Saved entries
-----

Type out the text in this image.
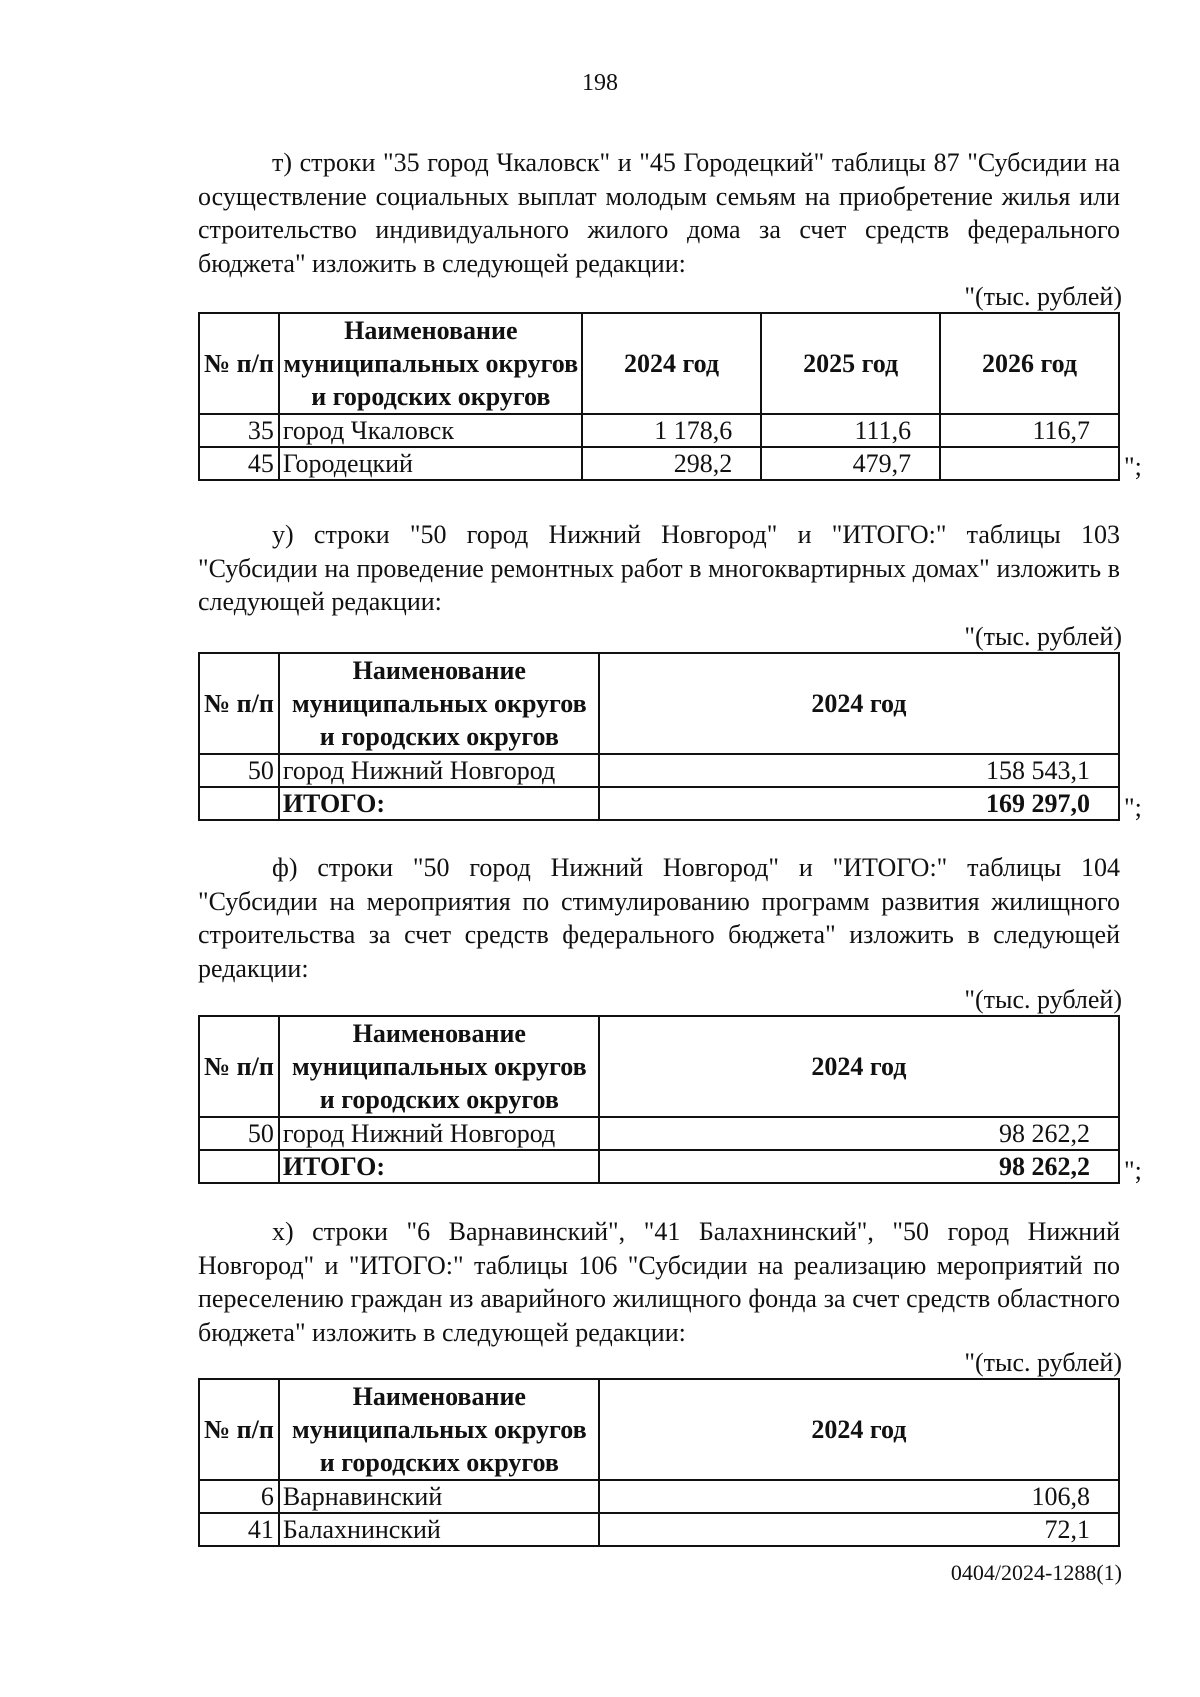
198

т) строки "35 город Чкаловск" и "45 Городецкий" таблицы 87 "Субсидии на осуществление социальных выплат молодым семьям на приобретение жилья или строительство индивидуального жилого дома за счет средств федерального бюджета" изложить в следующей редакции:

"(тыс. рублей)
№ п/п	Наименование муниципальных округов и городских округов	2024 год	2025 год	2026 год
35	город Чкаловск	1 178,6	111,6	116,7
45	Городецкий	298,2	479,7		";

у) строки "50 город Нижний Новгород" и "ИТОГО:" таблицы 103 "Субсидии на проведение ремонтных работ в многоквартирных домах" изложить в следующей редакции:

"(тыс. рублей)
№ п/п	Наименование муниципальных округов и городских округов	2024 год
50	город Нижний Новгород	158 543,1
	ИТОГО:	169 297,0 ";

ф) строки "50 город Нижний Новгород" и "ИТОГО:" таблицы 104 "Субсидии на мероприятия по стимулированию программ развития жилищного строительства за счет средств федерального бюджета" изложить в следующей редакции:

"(тыс. рублей)
№ п/п	Наименование муниципальных округов и городских округов	2024 год
50	город Нижний Новгород	98 262,2
	ИТОГО:	98 262,2 ";

х) строки "6 Варнавинский", "41 Балахнинский", "50 город Нижний Новгород" и "ИТОГО:" таблицы 106 "Субсидии на реализацию мероприятий по переселению граждан из аварийного жилищного фонда за счет средств областного бюджета" изложить в следующей редакции:

"(тыс. рублей)
№ п/п	Наименование муниципальных округов и городских округов	2024 год
6	Варнавинский	106,8
41	Балахнинский	72,1
0404/2024-1288(1)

-----

EXERCISE INSTRUCTIONS
Skip the pictures and transcribe the rest of the records exactly.

CORRECT OUTPUT
Type out the text in this image.
198

т) строки "35 город Чкаловск" и "45 Городецкий" таблицы 87 "Субсидии на осуществление социальных выплат молодым семьям на приобретение жилья или строительство индивидуального жилого дома за счет средств федерального бюджета" изложить в следующей редакции:

"(тыс. рублей)
№ п/п	Наименование муниципальных округов и городских округов	2024 год	2025 год	2026 год
35	город Чкаловск	1 178,6	111,6	116,7
45	Городецкий	298,2	479,7		";

у) строки "50 город Нижний Новгород" и "ИТОГО:" таблицы 103 "Субсидии на проведение ремонтных работ в многоквартирных домах" изложить в следующей редакции:

"(тыс. рублей)
№ п/п	Наименование муниципальных округов и городских округов	2024 год
50	город Нижний Новгород	158 543,1
	ИТОГО:	169 297,0 ";

ф) строки "50 город Нижний Новгород" и "ИТОГО:" таблицы 104 "Субсидии на мероприятия по стимулированию программ развития жилищного строительства за счет средств федерального бюджета" изложить в следующей редакции:

"(тыс. рублей)
№ п/п	Наименование муниципальных округов и городских округов	2024 год
50	город Нижний Новгород	98 262,2
	ИТОГО:	98 262,2 ";

х) строки "6 Варнавинский", "41 Балахнинский", "50 город Нижний Новгород" и "ИТОГО:" таблицы 106 "Субсидии на реализацию мероприятий по переселению граждан из аварийного жилищного фонда за счет средств областного бюджета" изложить в следующей редакции:

"(тыс. рублей)
№ п/п	Наименование муниципальных округов и городских округов	2024 год
6	Варнавинский	106,8
41	Балахнинский	72,1
0404/2024-1288(1)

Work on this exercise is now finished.